INSTRUCTIONS FOR THE TASK =>
Print every entry exactly as written.

GIVEN ENTRIES =>

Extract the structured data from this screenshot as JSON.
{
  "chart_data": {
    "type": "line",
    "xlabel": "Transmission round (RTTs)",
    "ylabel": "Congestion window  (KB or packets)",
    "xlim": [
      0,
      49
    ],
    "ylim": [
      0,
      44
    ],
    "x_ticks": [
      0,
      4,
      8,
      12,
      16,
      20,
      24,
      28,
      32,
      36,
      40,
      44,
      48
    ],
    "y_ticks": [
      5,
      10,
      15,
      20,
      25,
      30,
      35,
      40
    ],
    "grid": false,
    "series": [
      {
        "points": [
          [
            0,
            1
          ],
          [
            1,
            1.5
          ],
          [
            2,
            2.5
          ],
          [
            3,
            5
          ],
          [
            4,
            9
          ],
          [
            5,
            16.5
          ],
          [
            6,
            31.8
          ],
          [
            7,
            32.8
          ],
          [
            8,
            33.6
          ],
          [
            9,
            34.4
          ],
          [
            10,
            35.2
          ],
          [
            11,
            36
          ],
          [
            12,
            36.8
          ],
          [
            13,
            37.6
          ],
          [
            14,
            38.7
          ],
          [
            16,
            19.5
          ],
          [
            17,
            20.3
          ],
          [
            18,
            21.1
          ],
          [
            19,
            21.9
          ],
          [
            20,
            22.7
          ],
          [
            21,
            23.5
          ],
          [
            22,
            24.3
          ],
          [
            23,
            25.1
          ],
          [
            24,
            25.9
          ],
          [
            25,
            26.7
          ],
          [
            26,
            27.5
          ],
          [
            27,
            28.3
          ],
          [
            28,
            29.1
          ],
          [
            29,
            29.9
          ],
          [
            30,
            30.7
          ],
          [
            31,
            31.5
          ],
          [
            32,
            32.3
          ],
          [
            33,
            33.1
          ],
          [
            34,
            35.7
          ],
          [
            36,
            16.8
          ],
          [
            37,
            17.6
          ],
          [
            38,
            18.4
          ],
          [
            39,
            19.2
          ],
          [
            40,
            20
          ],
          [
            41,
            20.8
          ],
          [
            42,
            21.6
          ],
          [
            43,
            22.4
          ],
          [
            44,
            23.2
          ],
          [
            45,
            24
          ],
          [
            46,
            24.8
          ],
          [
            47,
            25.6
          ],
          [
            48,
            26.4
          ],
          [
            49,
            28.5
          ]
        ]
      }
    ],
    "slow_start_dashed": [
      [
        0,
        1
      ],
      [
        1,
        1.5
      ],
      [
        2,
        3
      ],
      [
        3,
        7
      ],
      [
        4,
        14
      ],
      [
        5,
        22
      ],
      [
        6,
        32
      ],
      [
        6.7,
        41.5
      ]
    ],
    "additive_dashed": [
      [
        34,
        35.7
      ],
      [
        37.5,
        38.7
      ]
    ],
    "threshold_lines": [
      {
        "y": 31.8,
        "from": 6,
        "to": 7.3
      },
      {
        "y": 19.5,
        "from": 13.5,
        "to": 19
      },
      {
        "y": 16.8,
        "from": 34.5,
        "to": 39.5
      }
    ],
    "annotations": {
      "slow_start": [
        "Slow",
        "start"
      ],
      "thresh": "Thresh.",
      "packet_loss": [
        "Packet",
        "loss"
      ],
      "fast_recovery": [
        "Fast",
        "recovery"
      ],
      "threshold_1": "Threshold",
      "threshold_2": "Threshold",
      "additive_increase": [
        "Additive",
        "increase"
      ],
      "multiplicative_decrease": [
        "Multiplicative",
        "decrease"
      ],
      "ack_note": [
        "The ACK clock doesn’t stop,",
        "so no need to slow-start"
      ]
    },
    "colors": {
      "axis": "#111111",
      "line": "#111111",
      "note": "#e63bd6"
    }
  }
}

ANSWER TO THIS TASK =>
Extract the structured data from this screenshot as JSON.
{
  "chart_data": {
    "type": "line",
    "xlabel": "Transmission round (RTTs)",
    "ylabel": "Congestion window  (KB or packets)",
    "xlim": [
      0,
      49
    ],
    "ylim": [
      0,
      44
    ],
    "x_ticks": [
      0,
      4,
      8,
      12,
      16,
      20,
      24,
      28,
      32,
      36,
      40,
      44,
      48
    ],
    "y_ticks": [
      5,
      10,
      15,
      20,
      25,
      30,
      35,
      40
    ],
    "grid": false,
    "series": [
      {
        "points": [
          [
            0,
            1
          ],
          [
            1,
            1.5
          ],
          [
            2,
            2.5
          ],
          [
            3,
            5
          ],
          [
            4,
            9
          ],
          [
            5,
            16.5
          ],
          [
            6,
            31.8
          ],
          [
            7,
            32.8
          ],
          [
            8,
            33.6
          ],
          [
            9,
            34.4
          ],
          [
            10,
            35.2
          ],
          [
            11,
            36
          ],
          [
            12,
            36.8
          ],
          [
            13,
            37.6
          ],
          [
            14,
            38.7
          ],
          [
            16,
            19.5
          ],
          [
            17,
            20.3
          ],
          [
            18,
            21.1
          ],
          [
            19,
            21.9
          ],
          [
            20,
            22.7
          ],
          [
            21,
            23.5
          ],
          [
            22,
            24.3
          ],
          [
            23,
            25.1
          ],
          [
            24,
            25.9
          ],
          [
            25,
            26.7
          ],
          [
            26,
            27.5
          ],
          [
            27,
            28.3
          ],
          [
            28,
            29.1
          ],
          [
            29,
            29.9
          ],
          [
            30,
            30.7
          ],
          [
            31,
            31.5
          ],
          [
            32,
            32.3
          ],
          [
            33,
            33.1
          ],
          [
            34,
            35.7
          ],
          [
            36,
            16.8
          ],
          [
            37,
            17.6
          ],
          [
            38,
            18.4
          ],
          [
            39,
            19.2
          ],
          [
            40,
            20
          ],
          [
            41,
            20.8
          ],
          [
            42,
            21.6
          ],
          [
            43,
            22.4
          ],
          [
            44,
            23.2
          ],
          [
            45,
            24
          ],
          [
            46,
            24.8
          ],
          [
            47,
            25.6
          ],
          [
            48,
            26.4
          ],
          [
            49,
            28.5
          ]
        ]
      }
    ],
    "slow_start_dashed": [
      [
        0,
        1
      ],
      [
        1,
        1.5
      ],
      [
        2,
        3
      ],
      [
        3,
        7
      ],
      [
        4,
        14
      ],
      [
        5,
        22
      ],
      [
        6,
        32
      ],
      [
        6.7,
        41.5
      ]
    ],
    "additive_dashed": [
      [
        34,
        35.7
      ],
      [
        37.5,
        38.7
      ]
    ],
    "threshold_lines": [
      {
        "y": 31.8,
        "from": 6,
        "to": 7.3
      },
      {
        "y": 19.5,
        "from": 13.5,
        "to": 19
      },
      {
        "y": 16.8,
        "from": 34.5,
        "to": 39.5
      }
    ],
    "annotations": {
      "slow_start": [
        "Slow",
        "start"
      ],
      "thresh": "Thresh.",
      "packet_loss": [
        "Packet",
        "loss"
      ],
      "fast_recovery": [
        "Fast",
        "recovery"
      ],
      "threshold_1": "Threshold",
      "threshold_2": "Threshold",
      "additive_increase": [
        "Additive",
        "increase"
      ],
      "multiplicative_decrease": [
        "Multiplicative",
        "decrease"
      ],
      "ack_note": [
        "The ACK clock doesn’t stop,",
        "so no need to slow-start"
      ]
    },
    "colors": {
      "axis": "#111111",
      "line": "#111111",
      "note": "#e63bd6"
    }
  }
}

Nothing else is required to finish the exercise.